§ Directive
Select, from the data, each line where "text" occurs.
==== Records to process
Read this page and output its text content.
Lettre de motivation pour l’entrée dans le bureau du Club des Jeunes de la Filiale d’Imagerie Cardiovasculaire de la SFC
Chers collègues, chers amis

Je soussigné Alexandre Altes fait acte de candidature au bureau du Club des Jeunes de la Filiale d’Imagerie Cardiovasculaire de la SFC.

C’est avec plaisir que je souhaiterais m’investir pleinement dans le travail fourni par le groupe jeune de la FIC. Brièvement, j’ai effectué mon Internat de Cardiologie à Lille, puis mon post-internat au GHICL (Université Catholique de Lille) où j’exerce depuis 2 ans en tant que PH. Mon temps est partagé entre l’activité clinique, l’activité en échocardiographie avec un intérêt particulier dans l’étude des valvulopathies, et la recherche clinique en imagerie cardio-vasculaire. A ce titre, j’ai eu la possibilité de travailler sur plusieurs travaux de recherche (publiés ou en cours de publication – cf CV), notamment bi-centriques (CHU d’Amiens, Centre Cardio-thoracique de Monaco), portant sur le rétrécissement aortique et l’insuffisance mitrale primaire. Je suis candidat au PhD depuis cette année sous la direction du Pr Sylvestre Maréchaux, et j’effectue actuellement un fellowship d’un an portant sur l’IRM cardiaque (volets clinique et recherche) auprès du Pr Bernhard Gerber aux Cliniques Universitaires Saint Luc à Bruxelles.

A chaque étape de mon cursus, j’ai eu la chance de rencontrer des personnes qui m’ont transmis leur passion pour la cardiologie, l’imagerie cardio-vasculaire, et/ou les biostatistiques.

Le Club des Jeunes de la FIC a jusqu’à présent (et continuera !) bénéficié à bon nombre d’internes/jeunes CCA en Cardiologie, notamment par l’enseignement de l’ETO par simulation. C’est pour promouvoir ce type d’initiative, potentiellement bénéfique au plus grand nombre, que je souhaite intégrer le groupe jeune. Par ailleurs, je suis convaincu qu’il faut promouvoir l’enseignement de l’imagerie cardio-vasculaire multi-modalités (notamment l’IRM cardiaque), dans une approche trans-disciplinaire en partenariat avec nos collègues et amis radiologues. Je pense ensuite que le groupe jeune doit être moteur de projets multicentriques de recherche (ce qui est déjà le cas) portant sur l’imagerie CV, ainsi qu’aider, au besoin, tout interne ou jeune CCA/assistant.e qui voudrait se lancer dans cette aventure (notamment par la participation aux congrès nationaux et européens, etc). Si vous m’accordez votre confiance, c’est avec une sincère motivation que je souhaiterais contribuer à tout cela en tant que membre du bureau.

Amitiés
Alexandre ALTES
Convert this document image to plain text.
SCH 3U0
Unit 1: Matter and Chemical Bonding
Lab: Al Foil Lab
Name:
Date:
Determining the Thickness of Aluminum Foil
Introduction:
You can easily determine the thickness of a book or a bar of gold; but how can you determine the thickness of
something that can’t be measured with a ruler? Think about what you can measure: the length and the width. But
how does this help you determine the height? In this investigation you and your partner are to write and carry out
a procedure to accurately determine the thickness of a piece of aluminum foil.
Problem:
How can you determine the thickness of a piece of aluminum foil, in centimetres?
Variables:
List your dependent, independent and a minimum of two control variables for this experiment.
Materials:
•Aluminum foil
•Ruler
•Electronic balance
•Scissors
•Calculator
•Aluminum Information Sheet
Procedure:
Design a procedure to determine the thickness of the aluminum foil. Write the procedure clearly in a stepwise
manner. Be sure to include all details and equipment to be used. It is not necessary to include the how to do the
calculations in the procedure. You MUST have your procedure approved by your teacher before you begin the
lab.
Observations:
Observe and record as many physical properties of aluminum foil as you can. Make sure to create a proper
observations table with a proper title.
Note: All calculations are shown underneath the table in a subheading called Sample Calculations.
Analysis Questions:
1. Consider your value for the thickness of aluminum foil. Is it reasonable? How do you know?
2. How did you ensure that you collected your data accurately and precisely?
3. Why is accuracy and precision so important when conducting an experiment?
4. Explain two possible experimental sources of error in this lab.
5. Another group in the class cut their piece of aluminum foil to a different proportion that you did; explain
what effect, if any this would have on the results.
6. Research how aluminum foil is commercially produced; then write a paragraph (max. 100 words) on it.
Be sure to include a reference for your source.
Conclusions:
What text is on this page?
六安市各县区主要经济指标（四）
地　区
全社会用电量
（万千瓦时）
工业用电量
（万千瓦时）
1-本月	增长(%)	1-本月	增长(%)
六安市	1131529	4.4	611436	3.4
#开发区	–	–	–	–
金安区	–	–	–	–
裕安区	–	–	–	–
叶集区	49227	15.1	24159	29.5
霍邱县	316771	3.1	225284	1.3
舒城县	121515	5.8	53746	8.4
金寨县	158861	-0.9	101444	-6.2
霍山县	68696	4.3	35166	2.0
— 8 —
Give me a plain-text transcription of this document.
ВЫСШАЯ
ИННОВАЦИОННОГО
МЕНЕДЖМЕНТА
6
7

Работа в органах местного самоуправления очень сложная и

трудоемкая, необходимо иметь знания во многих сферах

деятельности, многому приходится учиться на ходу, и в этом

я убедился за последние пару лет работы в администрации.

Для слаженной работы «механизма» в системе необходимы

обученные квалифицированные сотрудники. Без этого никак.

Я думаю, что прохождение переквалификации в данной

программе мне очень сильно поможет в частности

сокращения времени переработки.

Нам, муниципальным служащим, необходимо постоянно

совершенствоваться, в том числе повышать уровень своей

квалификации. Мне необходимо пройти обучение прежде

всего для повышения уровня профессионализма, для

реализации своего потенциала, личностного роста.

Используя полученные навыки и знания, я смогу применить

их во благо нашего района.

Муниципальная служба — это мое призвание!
========
§ Correct answer
Read this page and output its text content.
Convert this document image to plain text.
What text is on this page?
Give me a plain-text transcription of this document.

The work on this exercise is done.